┌──

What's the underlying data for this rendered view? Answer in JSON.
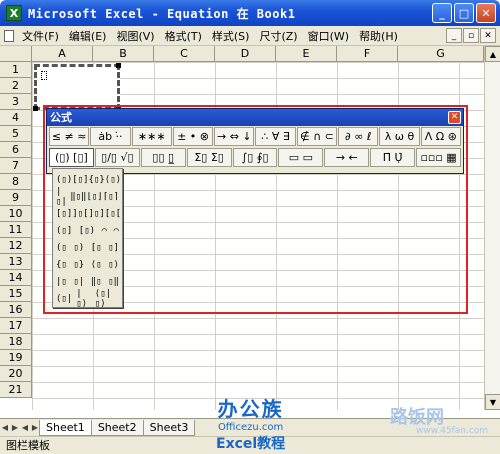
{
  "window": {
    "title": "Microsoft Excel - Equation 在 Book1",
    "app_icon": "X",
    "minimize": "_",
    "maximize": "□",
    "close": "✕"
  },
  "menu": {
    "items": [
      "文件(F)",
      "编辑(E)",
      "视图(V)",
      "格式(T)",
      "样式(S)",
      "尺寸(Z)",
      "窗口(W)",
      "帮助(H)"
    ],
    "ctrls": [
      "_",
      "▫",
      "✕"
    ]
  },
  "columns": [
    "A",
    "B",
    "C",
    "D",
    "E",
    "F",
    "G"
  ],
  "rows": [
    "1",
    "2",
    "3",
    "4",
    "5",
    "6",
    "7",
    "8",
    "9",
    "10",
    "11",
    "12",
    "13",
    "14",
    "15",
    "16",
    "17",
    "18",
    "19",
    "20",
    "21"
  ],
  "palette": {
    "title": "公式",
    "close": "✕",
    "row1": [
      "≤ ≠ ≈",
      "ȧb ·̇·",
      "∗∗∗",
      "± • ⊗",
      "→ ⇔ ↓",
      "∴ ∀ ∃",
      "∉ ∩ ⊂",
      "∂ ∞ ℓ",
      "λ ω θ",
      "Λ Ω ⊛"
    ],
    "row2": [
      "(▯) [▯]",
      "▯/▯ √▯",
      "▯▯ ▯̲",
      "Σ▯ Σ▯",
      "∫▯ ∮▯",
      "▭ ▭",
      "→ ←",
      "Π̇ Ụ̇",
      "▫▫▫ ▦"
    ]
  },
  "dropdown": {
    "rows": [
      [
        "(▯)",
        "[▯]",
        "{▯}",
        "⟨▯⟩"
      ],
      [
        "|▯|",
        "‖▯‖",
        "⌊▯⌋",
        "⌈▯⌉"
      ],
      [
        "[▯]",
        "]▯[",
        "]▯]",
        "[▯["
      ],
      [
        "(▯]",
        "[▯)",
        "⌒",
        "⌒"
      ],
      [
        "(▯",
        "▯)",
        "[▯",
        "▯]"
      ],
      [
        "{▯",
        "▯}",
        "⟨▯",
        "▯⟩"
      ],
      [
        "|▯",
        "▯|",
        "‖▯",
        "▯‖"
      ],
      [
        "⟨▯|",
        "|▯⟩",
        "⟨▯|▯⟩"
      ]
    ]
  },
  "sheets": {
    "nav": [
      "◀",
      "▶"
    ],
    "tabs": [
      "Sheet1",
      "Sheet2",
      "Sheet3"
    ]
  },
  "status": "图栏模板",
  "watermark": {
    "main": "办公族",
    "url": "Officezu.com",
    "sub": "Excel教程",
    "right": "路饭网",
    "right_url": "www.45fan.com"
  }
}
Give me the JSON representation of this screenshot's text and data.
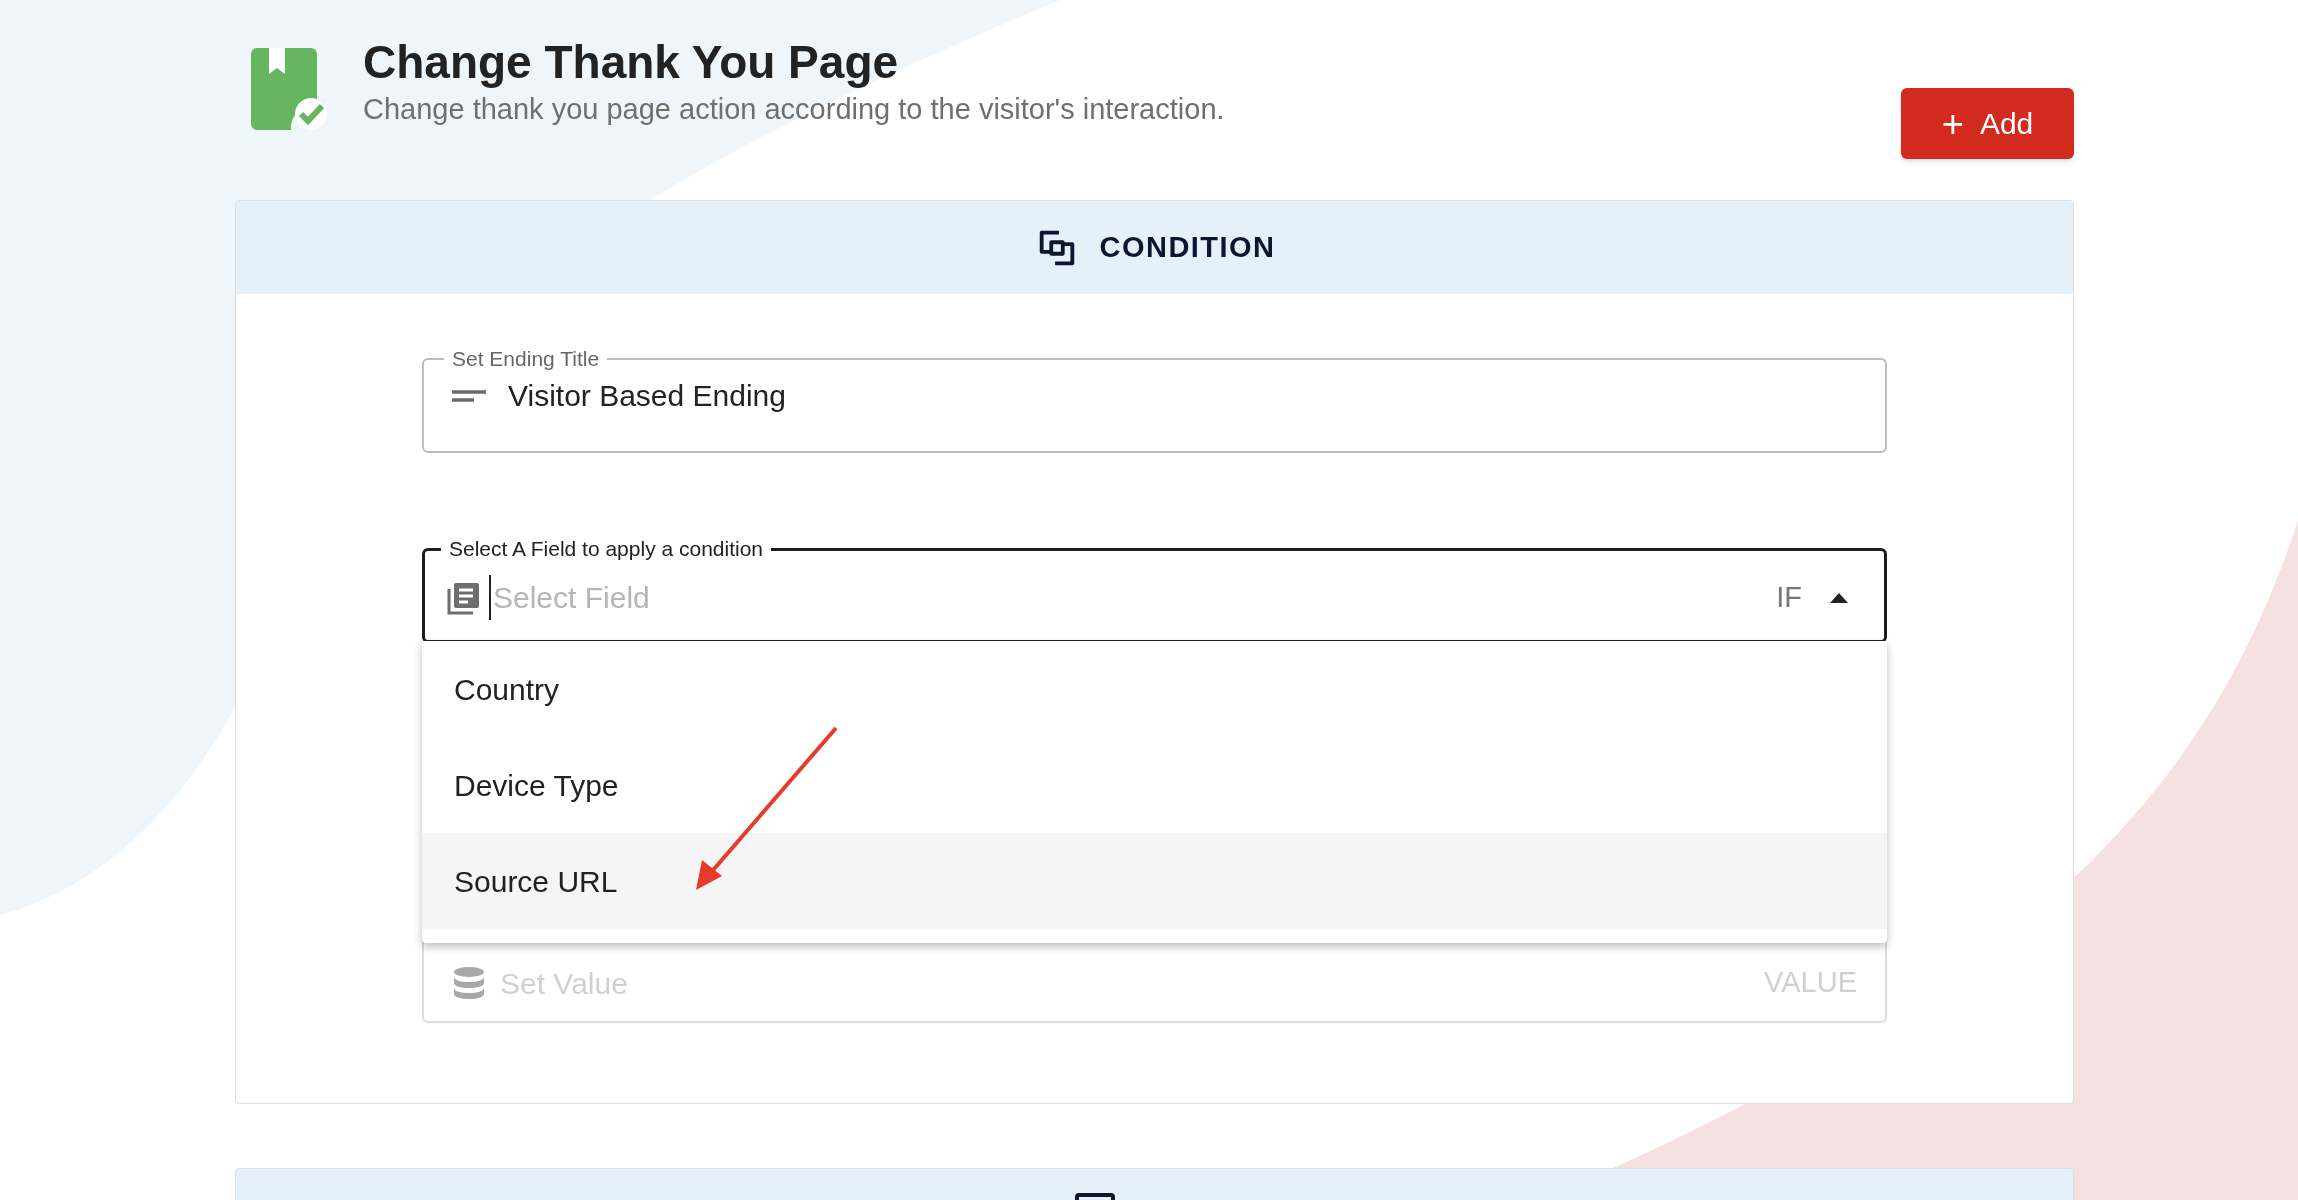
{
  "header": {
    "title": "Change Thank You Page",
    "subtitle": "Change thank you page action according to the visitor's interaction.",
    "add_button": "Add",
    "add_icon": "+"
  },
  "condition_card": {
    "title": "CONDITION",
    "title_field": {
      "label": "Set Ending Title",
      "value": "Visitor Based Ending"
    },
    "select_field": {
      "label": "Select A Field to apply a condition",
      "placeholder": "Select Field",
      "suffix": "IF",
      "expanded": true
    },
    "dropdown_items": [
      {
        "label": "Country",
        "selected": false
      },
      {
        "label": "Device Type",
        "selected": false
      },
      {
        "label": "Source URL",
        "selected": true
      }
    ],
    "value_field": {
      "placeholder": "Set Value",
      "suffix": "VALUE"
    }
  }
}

└──

__Your instructions__. Pick out the lines containing the string "data" and show them.

__Result of this task__.
What's the underlying data for this rendered view? Answer in JSON.
Give me the JSON representation of this screenshot's text and data.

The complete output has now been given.